** start of Material **

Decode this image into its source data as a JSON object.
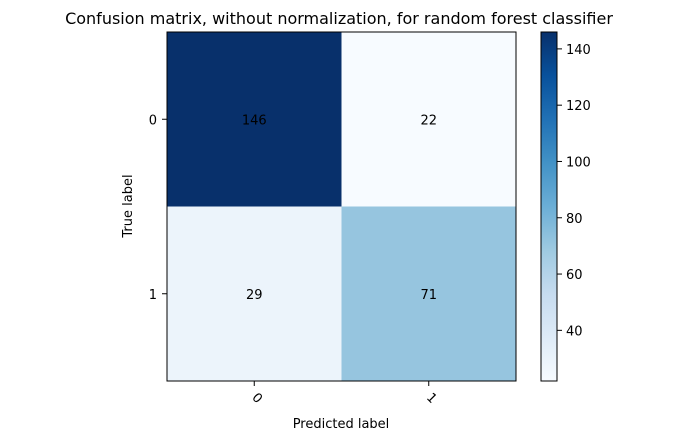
{
  "chart_data": {
    "type": "heatmap",
    "title": "Confusion matrix, without normalization, for random forest classifier",
    "xlabel": "Predicted label",
    "ylabel": "True label",
    "x_categories": [
      "0",
      "1"
    ],
    "y_categories": [
      "0",
      "1"
    ],
    "values": [
      [
        146,
        22
      ],
      [
        29,
        71
      ]
    ],
    "colormap": "Blues",
    "color_low": "#f7fbff",
    "color_high": "#08306b",
    "value_range": [
      22,
      146
    ],
    "colorbar": {
      "ticks": [
        "40",
        "60",
        "80",
        "100",
        "120",
        "140"
      ],
      "tick_values": [
        40,
        60,
        80,
        100,
        120,
        140
      ]
    },
    "annotation_colors": {
      "light": "#ffffff",
      "dark": "#000000"
    }
  }
}
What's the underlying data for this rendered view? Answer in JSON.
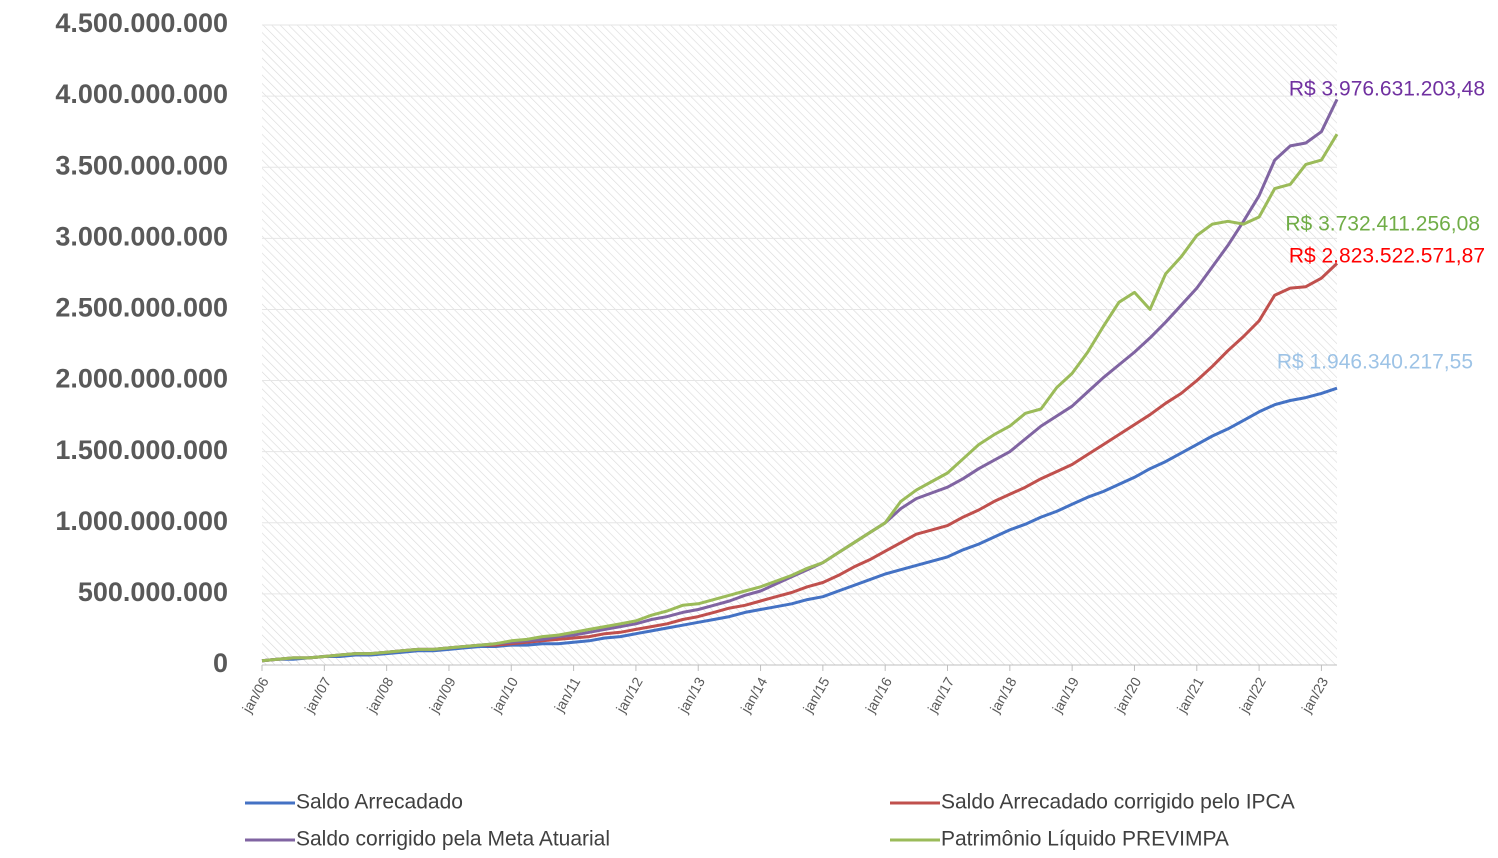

** end of Material **

### What is asked
Reproduce all of the material exactly, apart from the pictures.

### Written response
Decode this image into its source data as a JSON object.
{
  "chart_data": {
    "type": "heatmap",
    "title": "Confusion matrix, without normalization, for random forest classifier",
    "xlabel": "Predicted label",
    "ylabel": "True label",
    "x_categories": [
      "0",
      "1"
    ],
    "y_categories": [
      "0",
      "1"
    ],
    "values": [
      [
        146,
        22
      ],
      [
        29,
        71
      ]
    ],
    "colormap": "Blues",
    "color_low": "#f7fbff",
    "color_high": "#08306b",
    "value_range": [
      22,
      146
    ],
    "colorbar": {
      "ticks": [
        "40",
        "60",
        "80",
        "100",
        "120",
        "140"
      ],
      "tick_values": [
        40,
        60,
        80,
        100,
        120,
        140
      ]
    },
    "annotation_colors": {
      "light": "#ffffff",
      "dark": "#000000"
    }
  }
}
What's the underlying data for this rendered view? Answer in JSON.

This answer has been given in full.